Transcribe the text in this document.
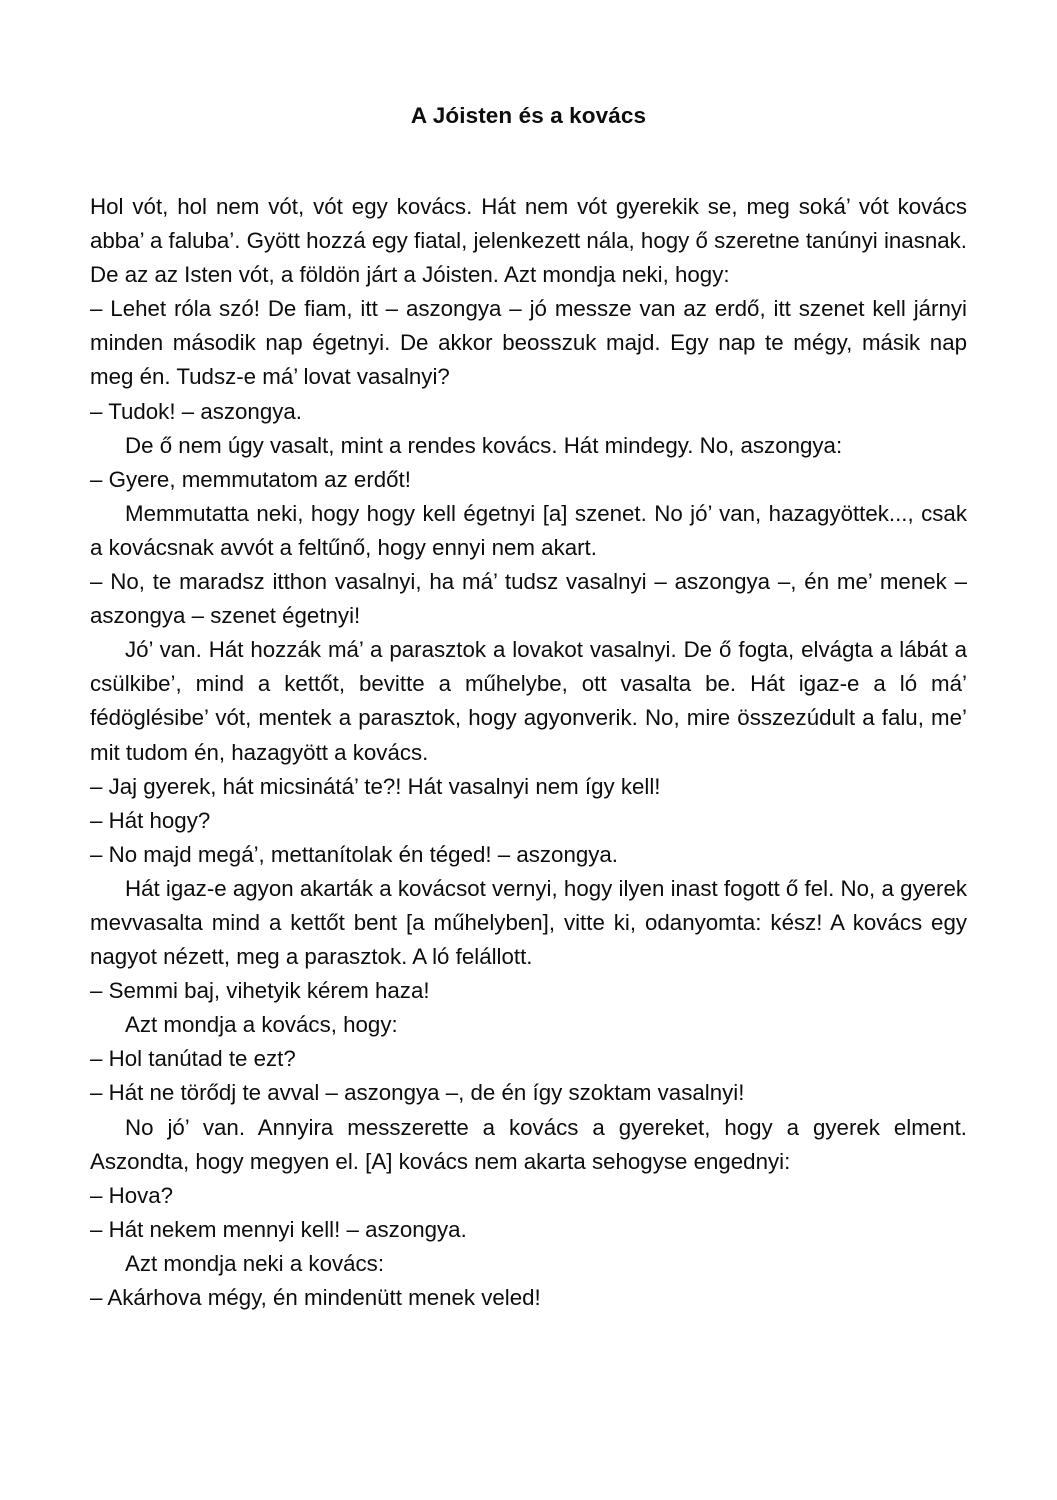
A Jóisten és a kovács

Hol vót, hol nem vót, vót egy kovács. Hát nem vót gyerekik se, meg soká’ vót kovács abba’ a faluba’. Gyött hozzá egy fiatal, jelenkezett nála, hogy ő szeretne tanúnyi inasnak. De az az Isten vót, a földön járt a Jóisten. Azt mondja neki, hogy:

– Lehet róla szó! De fiam, itt – aszongya – jó messze van az erdő, itt szenet kell járnyi minden második nap égetnyi. De akkor beosszuk majd. Egy nap te mégy, másik nap meg én. Tudsz-e má’ lovat vasalnyi?

– Tudok! – aszongya.

De ő nem úgy vasalt, mint a rendes kovács. Hát mindegy. No, aszongya:

– Gyere, memmutatom az erdőt!

Memmutatta neki, hogy hogy kell égetnyi [a] szenet. No jó’ van, hazagyöttek..., csak a kovácsnak avvót a feltűnő, hogy ennyi nem akart.

– No, te maradsz itthon vasalnyi, ha má’ tudsz vasalnyi – aszongya –, én me’ menek – aszongya – szenet égetnyi!

Jó’ van. Hát hozzák má’ a parasztok a lovakot vasalnyi. De ő fogta, elvágta a lábát a csülkibe’, mind a kettőt, bevitte a műhelybe, ott vasalta be. Hát igaz-e a ló má’ fédöglésibe’ vót, mentek a parasztok, hogy agyonverik. No, mire összezúdult a falu, me’ mit tudom én, hazagyött a kovács.

– Jaj gyerek, hát micsinátá’ te?! Hát vasalnyi nem így kell!

– Hát hogy?

– No majd megá’, mettanítolak én téged! – aszongya.

Hát igaz-e agyon akarták a kovácsot vernyi, hogy ilyen inast fogott ő fel. No, a gyerek mevvasalta mind a kettőt bent [a műhelyben], vitte ki, odanyomta: kész! A kovács egy nagyot nézett, meg a parasztok. A ló felállott.

– Semmi baj, vihetyik kérem haza!

Azt mondja a kovács, hogy:

– Hol tanútad te ezt?

– Hát ne törődj te avval – aszongya –, de én így szoktam vasalnyi!

No jó’ van. Annyira messzerette a kovács a gyereket, hogy a gyerek elment. Aszondta, hogy megyen el. [A] kovács nem akarta sehogyse engednyi:

– Hova?

– Hát nekem mennyi kell! – aszongya.

Azt mondja neki a kovács:

– Akárhova mégy, én mindenütt menek veled!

● Directive: Working from the lines above, reproduce the material exactly and exclude its pictures.

● Exercise solution:
Transcribe the text in this document.
A Jóisten és a kovács

Hol vót, hol nem vót, vót egy kovács. Hát nem vót gyerekik se, meg soká’ vót kovács abba’ a faluba’. Gyött hozzá egy fiatal, jelenkezett nála, hogy ő szeretne tanúnyi inasnak. De az az Isten vót, a földön járt a Jóisten. Azt mondja neki, hogy:

– Lehet róla szó! De fiam, itt – aszongya – jó messze van az erdő, itt szenet kell járnyi minden második nap égetnyi. De akkor beosszuk majd. Egy nap te mégy, másik nap meg én. Tudsz-e má’ lovat vasalnyi?

– Tudok! – aszongya.

De ő nem úgy vasalt, mint a rendes kovács. Hát mindegy. No, aszongya:

– Gyere, memmutatom az erdőt!

Memmutatta neki, hogy hogy kell égetnyi [a] szenet. No jó’ van, hazagyöttek..., csak a kovácsnak avvót a feltűnő, hogy ennyi nem akart.

– No, te maradsz itthon vasalnyi, ha má’ tudsz vasalnyi – aszongya –, én me’ menek – aszongya – szenet égetnyi!

Jó’ van. Hát hozzák má’ a parasztok a lovakot vasalnyi. De ő fogta, elvágta a lábát a csülkibe’, mind a kettőt, bevitte a műhelybe, ott vasalta be. Hát igaz-e a ló má’ fédöglésibe’ vót, mentek a parasztok, hogy agyonverik. No, mire összezúdult a falu, me’ mit tudom én, hazagyött a kovács.

– Jaj gyerek, hát micsinátá’ te?! Hát vasalnyi nem így kell!

– Hát hogy?

– No majd megá’, mettanítolak én téged! – aszongya.

Hát igaz-e agyon akarták a kovácsot vernyi, hogy ilyen inast fogott ő fel. No, a gyerek mevvasalta mind a kettőt bent [a műhelyben], vitte ki, odanyomta: kész! A kovács egy nagyot nézett, meg a parasztok. A ló felállott.

– Semmi baj, vihetyik kérem haza!

Azt mondja a kovács, hogy:

– Hol tanútad te ezt?

– Hát ne törődj te avval – aszongya –, de én így szoktam vasalnyi!

No jó’ van. Annyira messzerette a kovács a gyereket, hogy a gyerek elment. Aszondta, hogy megyen el. [A] kovács nem akarta sehogyse engednyi:

– Hova?

– Hát nekem mennyi kell! – aszongya.

Azt mondja neki a kovács:

– Akárhova mégy, én mindenütt menek veled!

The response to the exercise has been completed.